_Supplied data_
## Start

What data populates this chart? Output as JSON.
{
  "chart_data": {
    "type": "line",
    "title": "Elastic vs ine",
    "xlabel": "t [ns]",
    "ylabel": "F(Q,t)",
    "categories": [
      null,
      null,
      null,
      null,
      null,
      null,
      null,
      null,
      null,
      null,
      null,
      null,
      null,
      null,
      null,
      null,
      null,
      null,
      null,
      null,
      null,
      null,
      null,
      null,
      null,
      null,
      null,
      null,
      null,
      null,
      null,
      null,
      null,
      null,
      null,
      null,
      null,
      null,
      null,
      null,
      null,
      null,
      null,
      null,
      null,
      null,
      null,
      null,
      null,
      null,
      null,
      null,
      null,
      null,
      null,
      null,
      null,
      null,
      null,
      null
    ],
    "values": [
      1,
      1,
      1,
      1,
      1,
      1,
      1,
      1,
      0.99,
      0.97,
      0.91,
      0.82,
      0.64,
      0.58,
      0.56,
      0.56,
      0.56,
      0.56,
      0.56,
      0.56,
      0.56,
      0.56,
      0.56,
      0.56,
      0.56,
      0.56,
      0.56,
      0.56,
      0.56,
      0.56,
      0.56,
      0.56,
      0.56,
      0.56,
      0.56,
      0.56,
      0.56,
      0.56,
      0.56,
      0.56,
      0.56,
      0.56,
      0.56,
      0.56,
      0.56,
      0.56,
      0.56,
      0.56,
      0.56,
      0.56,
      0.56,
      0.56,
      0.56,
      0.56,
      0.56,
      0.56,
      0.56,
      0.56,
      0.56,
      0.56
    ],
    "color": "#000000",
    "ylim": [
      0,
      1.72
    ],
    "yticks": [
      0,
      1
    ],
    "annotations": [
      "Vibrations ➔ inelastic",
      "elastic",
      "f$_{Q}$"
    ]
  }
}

## End

_Task brief_
Set down the entries above again, word for word.

_Answer to this exercise_
What data populates this chart? Output as JSON.
{
  "chart_data": {
    "type": "line",
    "title": "Elastic vs ine",
    "xlabel": "t [ns]",
    "ylabel": "F(Q,t)",
    "categories": [
      null,
      null,
      null,
      null,
      null,
      null,
      null,
      null,
      null,
      null,
      null,
      null,
      null,
      null,
      null,
      null,
      null,
      null,
      null,
      null,
      null,
      null,
      null,
      null,
      null,
      null,
      null,
      null,
      null,
      null,
      null,
      null,
      null,
      null,
      null,
      null,
      null,
      null,
      null,
      null,
      null,
      null,
      null,
      null,
      null,
      null,
      null,
      null,
      null,
      null,
      null,
      null,
      null,
      null,
      null,
      null,
      null,
      null,
      null,
      null
    ],
    "values": [
      1,
      1,
      1,
      1,
      1,
      1,
      1,
      1,
      0.99,
      0.97,
      0.91,
      0.82,
      0.64,
      0.58,
      0.56,
      0.56,
      0.56,
      0.56,
      0.56,
      0.56,
      0.56,
      0.56,
      0.56,
      0.56,
      0.56,
      0.56,
      0.56,
      0.56,
      0.56,
      0.56,
      0.56,
      0.56,
      0.56,
      0.56,
      0.56,
      0.56,
      0.56,
      0.56,
      0.56,
      0.56,
      0.56,
      0.56,
      0.56,
      0.56,
      0.56,
      0.56,
      0.56,
      0.56,
      0.56,
      0.56,
      0.56,
      0.56,
      0.56,
      0.56,
      0.56,
      0.56,
      0.56,
      0.56,
      0.56,
      0.56
    ],
    "color": "#000000",
    "ylim": [
      0,
      1.72
    ],
    "yticks": [
      0,
      1
    ],
    "annotations": [
      "Vibrations ➔ inelastic",
      "elastic",
      "f$_{Q}$"
    ]
  }
}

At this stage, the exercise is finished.